>> begin SUPPLIED DATA

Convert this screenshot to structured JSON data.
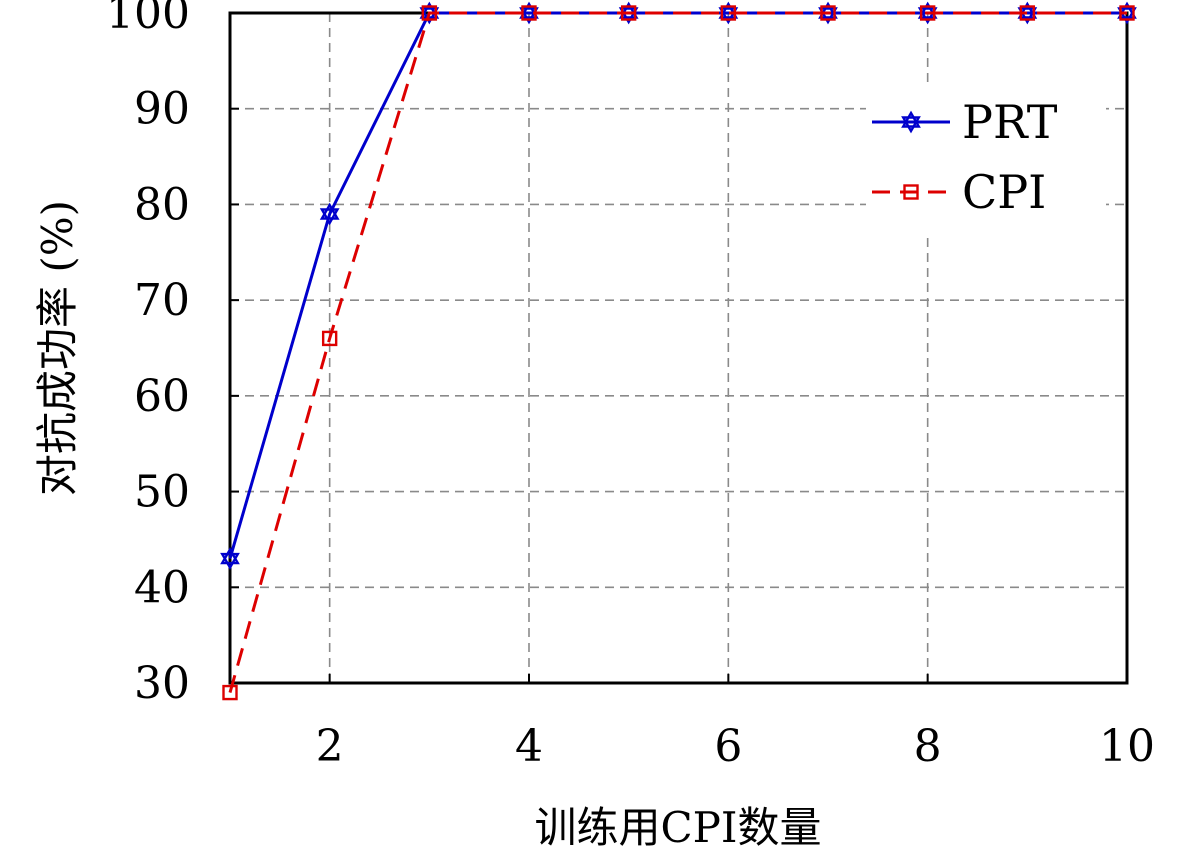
{
  "chart_data": {
    "type": "line",
    "title": "",
    "xlabel": "训练用CPI数量",
    "ylabel": "对抗成功率 (%)",
    "xlim": [
      1,
      10
    ],
    "ylim": [
      30,
      100
    ],
    "x_ticks": [
      2,
      4,
      6,
      8,
      10
    ],
    "y_ticks": [
      30,
      40,
      50,
      60,
      70,
      80,
      90,
      100
    ],
    "grid": true,
    "legend_position": "top-right",
    "x": [
      1,
      2,
      3,
      4,
      5,
      6,
      7,
      8,
      9,
      10
    ],
    "series": [
      {
        "name": "PRT",
        "values": [
          43,
          79,
          100,
          100,
          100,
          100,
          100,
          100,
          100,
          100
        ],
        "color": "#0000cc",
        "line_style": "solid",
        "marker": "hexagram"
      },
      {
        "name": "CPI",
        "values": [
          29,
          66,
          100,
          100,
          100,
          100,
          100,
          100,
          100,
          100
        ],
        "color": "#dd0000",
        "line_style": "dashed",
        "marker": "square"
      }
    ]
  }
}
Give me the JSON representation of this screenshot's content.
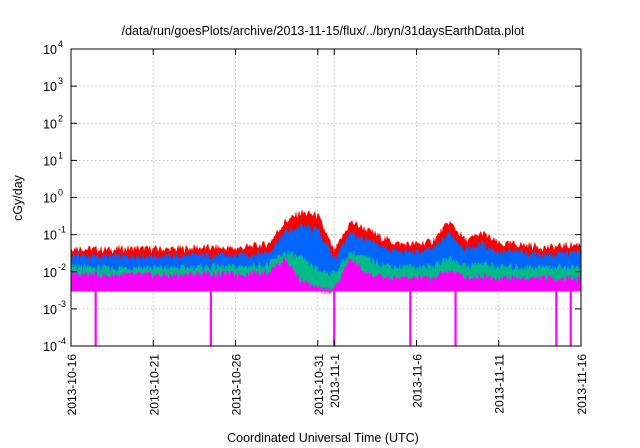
{
  "chart_data": {
    "type": "line",
    "title": "/data/run/goesPlots/archive/2013-11-15/flux/../bryn/31daysEarthData.plot",
    "xlabel": "Coordinated Universal Time (UTC)",
    "ylabel": "cGy/day",
    "yscale": "log",
    "ylim": [
      0.0001,
      10000
    ],
    "y_ticks": [
      {
        "value": 0.0001,
        "mantissa": "10",
        "exp": "-4"
      },
      {
        "value": 0.001,
        "mantissa": "10",
        "exp": "-3"
      },
      {
        "value": 0.01,
        "mantissa": "10",
        "exp": "-2"
      },
      {
        "value": 0.1,
        "mantissa": "10",
        "exp": "-1"
      },
      {
        "value": 1,
        "mantissa": "10",
        "exp": "0"
      },
      {
        "value": 10,
        "mantissa": "10",
        "exp": "1"
      },
      {
        "value": 100,
        "mantissa": "10",
        "exp": "2"
      },
      {
        "value": 1000,
        "mantissa": "10",
        "exp": "3"
      },
      {
        "value": 10000,
        "mantissa": "10",
        "exp": "4"
      }
    ],
    "xlim": [
      "2013-10-16",
      "2013-11-16"
    ],
    "x_ticks": [
      {
        "value": "2013-10-16",
        "label": "2013-10-16"
      },
      {
        "value": "2013-10-21",
        "label": "2013-10-21"
      },
      {
        "value": "2013-10-26",
        "label": "2013-10-26"
      },
      {
        "value": "2013-10-31",
        "label": "2013-10-31"
      },
      {
        "value": "2013-11-01",
        "label": "2013-11-1"
      },
      {
        "value": "2013-11-06",
        "label": "2013-11-6"
      },
      {
        "value": "2013-11-11",
        "label": "2013-11-11"
      },
      {
        "value": "2013-11-16",
        "label": "2013-11-16"
      }
    ],
    "grid": true,
    "series": [
      {
        "color": "#ff0000",
        "x": [
          "2013-10-16",
          "2013-10-18",
          "2013-10-20",
          "2013-10-22",
          "2013-10-24",
          "2013-10-26",
          "2013-10-28",
          "2013-10-29",
          "2013-10-30",
          "2013-10-31",
          "2013-11-01",
          "2013-11-02",
          "2013-11-03",
          "2013-11-04",
          "2013-11-05",
          "2013-11-06",
          "2013-11-07",
          "2013-11-08",
          "2013-11-09",
          "2013-11-10",
          "2013-11-11",
          "2013-11-12",
          "2013-11-14",
          "2013-11-16"
        ],
        "y": [
          0.04,
          0.035,
          0.038,
          0.036,
          0.04,
          0.038,
          0.05,
          0.2,
          0.35,
          0.3,
          0.03,
          0.2,
          0.12,
          0.07,
          0.05,
          0.05,
          0.06,
          0.2,
          0.06,
          0.1,
          0.05,
          0.05,
          0.04,
          0.05
        ]
      },
      {
        "color": "#0066ff",
        "x": [
          "2013-10-16",
          "2013-10-18",
          "2013-10-20",
          "2013-10-22",
          "2013-10-24",
          "2013-10-26",
          "2013-10-28",
          "2013-10-29",
          "2013-10-30",
          "2013-10-31",
          "2013-11-01",
          "2013-11-02",
          "2013-11-03",
          "2013-11-04",
          "2013-11-05",
          "2013-11-06",
          "2013-11-07",
          "2013-11-08",
          "2013-11-09",
          "2013-11-10",
          "2013-11-11",
          "2013-11-12",
          "2013-11-14",
          "2013-11-16"
        ],
        "y": [
          0.025,
          0.022,
          0.024,
          0.023,
          0.025,
          0.024,
          0.03,
          0.1,
          0.15,
          0.12,
          0.02,
          0.1,
          0.06,
          0.04,
          0.03,
          0.03,
          0.035,
          0.1,
          0.035,
          0.05,
          0.03,
          0.03,
          0.025,
          0.03
        ]
      },
      {
        "color": "#00bb88",
        "x": [
          "2013-10-16",
          "2013-10-18",
          "2013-10-20",
          "2013-10-22",
          "2013-10-24",
          "2013-10-26",
          "2013-10-28",
          "2013-10-29",
          "2013-10-30",
          "2013-10-31",
          "2013-11-01",
          "2013-11-02",
          "2013-11-03",
          "2013-11-04",
          "2013-11-05",
          "2013-11-06",
          "2013-11-07",
          "2013-11-08",
          "2013-11-09",
          "2013-11-10",
          "2013-11-11",
          "2013-11-12",
          "2013-11-14",
          "2013-11-16"
        ],
        "y": [
          0.012,
          0.011,
          0.012,
          0.011,
          0.012,
          0.012,
          0.014,
          0.03,
          0.02,
          0.01,
          0.008,
          0.03,
          0.02,
          0.014,
          0.012,
          0.012,
          0.013,
          0.02,
          0.013,
          0.015,
          0.012,
          0.012,
          0.012,
          0.012
        ]
      },
      {
        "color": "#ff00ff",
        "x": [
          "2013-10-16",
          "2013-10-18",
          "2013-10-20",
          "2013-10-22",
          "2013-10-24",
          "2013-10-26",
          "2013-10-28",
          "2013-10-29",
          "2013-10-30",
          "2013-10-31",
          "2013-11-01",
          "2013-11-02",
          "2013-11-03",
          "2013-11-04",
          "2013-11-05",
          "2013-11-06",
          "2013-11-07",
          "2013-11-08",
          "2013-11-09",
          "2013-11-10",
          "2013-11-11",
          "2013-11-12",
          "2013-11-14",
          "2013-11-16"
        ],
        "y": [
          0.008,
          0.007,
          0.0075,
          0.007,
          0.008,
          0.0075,
          0.009,
          0.02,
          0.005,
          0.003,
          0.003,
          0.02,
          0.008,
          0.006,
          0.006,
          0.006,
          0.006,
          0.01,
          0.006,
          0.007,
          0.006,
          0.006,
          0.006,
          0.006
        ]
      }
    ],
    "magenta_floor": 0.003,
    "dropouts": [
      "2013-10-17T12:00",
      "2013-10-24T12:00",
      "2013-11-01T00:00",
      "2013-11-05T15:00",
      "2013-11-08T09:00",
      "2013-11-14T12:00",
      "2013-11-15T09:00"
    ]
  }
}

>> end SUPPLIED DATA

TASK TO COMPLETE: Give a single number: the count of lines above that include the word "screenshot".

SOLUTION: 2